» What to produce
Scan the records for the string "primaire"; copy each line where it occurs.

(Figure dataset records)
::::
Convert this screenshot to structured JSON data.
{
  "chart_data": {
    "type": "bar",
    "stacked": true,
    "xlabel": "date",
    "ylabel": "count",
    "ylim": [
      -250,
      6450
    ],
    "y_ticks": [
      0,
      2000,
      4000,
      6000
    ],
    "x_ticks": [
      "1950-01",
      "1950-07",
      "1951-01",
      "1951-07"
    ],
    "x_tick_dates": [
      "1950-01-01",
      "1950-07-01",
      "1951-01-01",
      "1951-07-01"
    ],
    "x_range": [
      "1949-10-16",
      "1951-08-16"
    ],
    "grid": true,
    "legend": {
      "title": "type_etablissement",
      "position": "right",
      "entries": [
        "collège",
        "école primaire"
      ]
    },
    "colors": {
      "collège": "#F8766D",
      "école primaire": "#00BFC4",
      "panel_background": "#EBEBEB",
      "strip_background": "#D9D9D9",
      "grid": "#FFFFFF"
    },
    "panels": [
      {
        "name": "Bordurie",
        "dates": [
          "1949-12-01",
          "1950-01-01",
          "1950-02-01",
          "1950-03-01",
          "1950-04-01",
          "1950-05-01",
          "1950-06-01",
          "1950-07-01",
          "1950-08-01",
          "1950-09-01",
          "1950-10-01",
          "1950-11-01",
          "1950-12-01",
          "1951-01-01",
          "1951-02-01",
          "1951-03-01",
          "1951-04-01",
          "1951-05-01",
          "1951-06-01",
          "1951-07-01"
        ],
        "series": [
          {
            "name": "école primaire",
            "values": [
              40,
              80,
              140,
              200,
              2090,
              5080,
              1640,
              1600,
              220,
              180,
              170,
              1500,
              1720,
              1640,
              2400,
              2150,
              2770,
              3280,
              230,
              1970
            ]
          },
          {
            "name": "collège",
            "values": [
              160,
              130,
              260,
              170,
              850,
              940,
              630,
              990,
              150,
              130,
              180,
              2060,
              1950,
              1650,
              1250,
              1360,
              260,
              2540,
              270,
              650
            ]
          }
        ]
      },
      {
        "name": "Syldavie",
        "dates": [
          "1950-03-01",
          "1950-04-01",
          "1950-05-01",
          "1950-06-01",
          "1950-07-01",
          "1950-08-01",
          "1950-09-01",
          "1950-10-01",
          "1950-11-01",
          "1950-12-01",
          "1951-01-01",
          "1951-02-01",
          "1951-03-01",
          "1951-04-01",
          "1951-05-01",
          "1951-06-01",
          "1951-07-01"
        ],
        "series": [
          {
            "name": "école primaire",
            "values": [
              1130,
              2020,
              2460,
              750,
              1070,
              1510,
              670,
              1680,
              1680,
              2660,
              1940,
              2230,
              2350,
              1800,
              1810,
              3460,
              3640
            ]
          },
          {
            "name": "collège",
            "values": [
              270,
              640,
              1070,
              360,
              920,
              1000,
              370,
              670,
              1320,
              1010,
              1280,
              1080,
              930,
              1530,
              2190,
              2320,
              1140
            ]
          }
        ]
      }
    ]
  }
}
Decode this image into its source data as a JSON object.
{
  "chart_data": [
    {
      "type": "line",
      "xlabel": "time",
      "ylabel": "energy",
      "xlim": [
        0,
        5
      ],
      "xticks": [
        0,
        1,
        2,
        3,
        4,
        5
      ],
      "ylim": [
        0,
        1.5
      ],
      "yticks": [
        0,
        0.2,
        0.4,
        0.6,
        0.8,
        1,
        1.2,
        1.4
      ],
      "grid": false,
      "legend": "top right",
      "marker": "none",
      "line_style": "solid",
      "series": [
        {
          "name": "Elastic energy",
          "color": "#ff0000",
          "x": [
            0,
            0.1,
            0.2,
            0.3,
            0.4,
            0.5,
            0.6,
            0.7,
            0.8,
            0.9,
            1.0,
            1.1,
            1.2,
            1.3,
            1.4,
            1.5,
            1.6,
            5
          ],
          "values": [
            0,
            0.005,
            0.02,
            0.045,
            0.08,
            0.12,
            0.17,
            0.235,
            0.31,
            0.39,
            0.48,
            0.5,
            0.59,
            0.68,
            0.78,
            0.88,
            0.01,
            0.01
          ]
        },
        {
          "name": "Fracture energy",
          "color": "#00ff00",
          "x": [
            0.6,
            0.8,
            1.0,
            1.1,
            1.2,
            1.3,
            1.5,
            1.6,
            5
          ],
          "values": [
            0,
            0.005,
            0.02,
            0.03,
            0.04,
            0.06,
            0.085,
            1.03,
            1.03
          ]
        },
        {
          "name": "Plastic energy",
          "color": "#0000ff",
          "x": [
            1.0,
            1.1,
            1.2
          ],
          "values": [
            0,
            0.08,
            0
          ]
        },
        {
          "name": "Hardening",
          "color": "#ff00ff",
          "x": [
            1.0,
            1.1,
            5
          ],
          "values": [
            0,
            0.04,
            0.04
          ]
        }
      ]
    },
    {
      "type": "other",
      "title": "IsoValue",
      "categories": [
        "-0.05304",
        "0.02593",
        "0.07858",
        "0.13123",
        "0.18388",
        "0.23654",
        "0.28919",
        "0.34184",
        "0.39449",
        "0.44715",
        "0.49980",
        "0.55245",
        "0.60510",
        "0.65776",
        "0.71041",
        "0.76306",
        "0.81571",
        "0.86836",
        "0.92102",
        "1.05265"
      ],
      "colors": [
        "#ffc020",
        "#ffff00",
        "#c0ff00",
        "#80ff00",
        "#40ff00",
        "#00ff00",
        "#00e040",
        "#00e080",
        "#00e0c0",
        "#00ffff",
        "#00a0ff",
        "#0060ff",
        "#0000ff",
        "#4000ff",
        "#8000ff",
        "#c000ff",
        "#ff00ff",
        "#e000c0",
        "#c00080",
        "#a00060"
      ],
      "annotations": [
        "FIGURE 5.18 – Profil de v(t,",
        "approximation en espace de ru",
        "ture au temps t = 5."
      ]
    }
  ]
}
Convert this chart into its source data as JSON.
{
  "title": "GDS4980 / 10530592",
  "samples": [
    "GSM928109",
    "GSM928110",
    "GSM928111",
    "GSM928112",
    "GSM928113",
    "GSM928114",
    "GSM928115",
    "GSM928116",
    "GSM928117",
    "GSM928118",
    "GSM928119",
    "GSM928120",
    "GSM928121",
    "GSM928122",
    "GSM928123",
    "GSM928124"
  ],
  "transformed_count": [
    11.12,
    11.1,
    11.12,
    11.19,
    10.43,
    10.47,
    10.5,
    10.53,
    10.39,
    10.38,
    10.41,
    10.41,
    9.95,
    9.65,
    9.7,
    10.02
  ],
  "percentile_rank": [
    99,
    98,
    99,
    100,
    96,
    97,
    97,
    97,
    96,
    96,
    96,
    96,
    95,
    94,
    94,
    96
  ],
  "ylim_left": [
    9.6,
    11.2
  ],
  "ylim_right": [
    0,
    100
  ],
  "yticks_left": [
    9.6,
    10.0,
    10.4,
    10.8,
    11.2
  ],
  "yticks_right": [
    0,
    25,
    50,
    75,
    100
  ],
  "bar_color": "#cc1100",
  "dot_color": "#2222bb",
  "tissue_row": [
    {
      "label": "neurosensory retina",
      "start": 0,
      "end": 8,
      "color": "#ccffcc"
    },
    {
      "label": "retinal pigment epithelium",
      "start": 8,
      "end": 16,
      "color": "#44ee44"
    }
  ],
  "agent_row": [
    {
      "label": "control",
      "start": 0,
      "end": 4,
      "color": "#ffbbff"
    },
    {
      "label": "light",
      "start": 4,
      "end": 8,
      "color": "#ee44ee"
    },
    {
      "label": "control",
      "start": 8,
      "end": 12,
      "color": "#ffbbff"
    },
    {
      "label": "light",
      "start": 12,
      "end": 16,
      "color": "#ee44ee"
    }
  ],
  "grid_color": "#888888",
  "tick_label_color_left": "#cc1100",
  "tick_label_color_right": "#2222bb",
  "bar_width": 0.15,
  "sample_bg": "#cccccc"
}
::::
» Answer
        "école primaire"
      "école primaire": "#00BFC4",
            "name": "école primaire",
            "name": "école primaire",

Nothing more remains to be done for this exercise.